Write only the count of lines that hold the word "laws" in the listing.

**Data listing:**
________________________________________

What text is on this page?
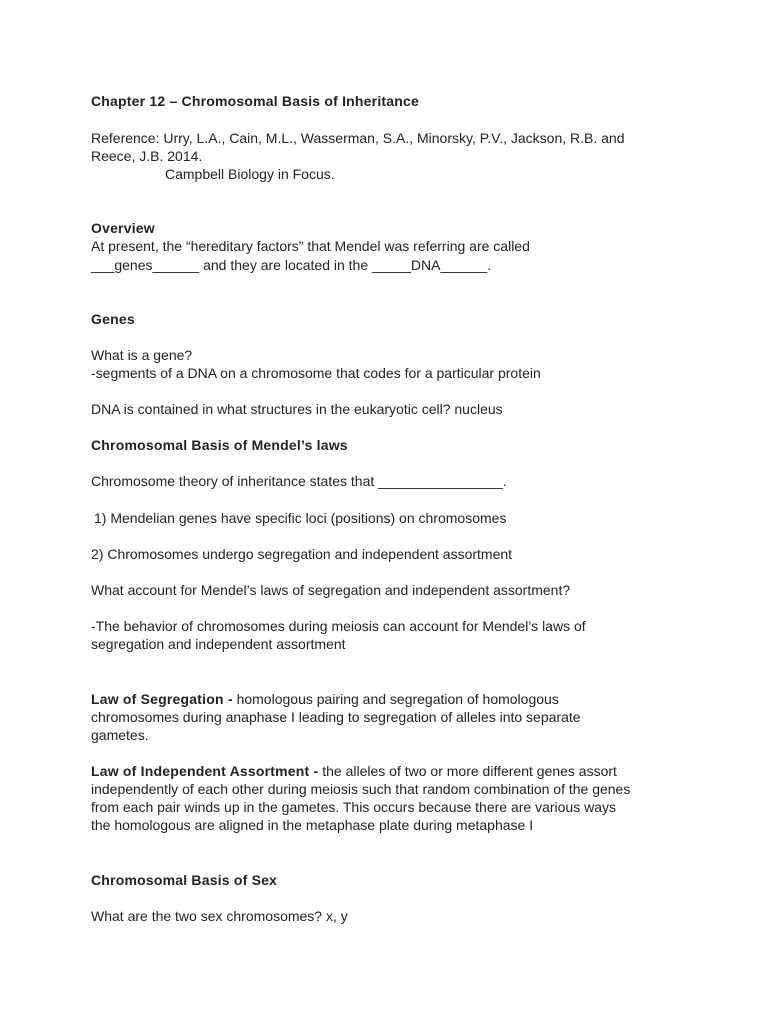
Chapter 12 – Chromosomal Basis of Inheritance
Reference: Urry, L.A., Cain, M.L., Wasserman, S.A., Minorsky, P.V., Jackson, R.B. and
Reece, J.B. 2014.
Campbell Biology in Focus.
Overview
At present, the “hereditary factors” that Mendel was referring are called
___genes______ and they are located in the _____DNA______.
Genes
What is a gene?
-segments of a DNA on a chromosome that codes for a particular protein
DNA is contained in what structures in the eukaryotic cell? nucleus
Chromosomal Basis of Mendel’s laws
Chromosome theory of inheritance states that ________________.
1) Mendelian genes have specific loci (positions) on chromosomes
2) Chromosomes undergo segregation and independent assortment
What account for Mendel’s laws of segregation and independent assortment?
-The behavior of chromosomes during meiosis can account for Mendel’s laws of
segregation and independent assortment
Law of Segregation - homologous pairing and segregation of homologous
chromosomes during anaphase I leading to segregation of alleles into separate
gametes.
Law of Independent Assortment - the alleles of two or more different genes assort
independently of each other during meiosis such that random combination of the genes
from each pair winds up in the gametes. This occurs because there are various ways
the homologous are aligned in the metaphase plate during metaphase I
Chromosomal Basis of Sex
What are the two sex chromosomes? x, y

________________________________________

**Reply to the task:** 3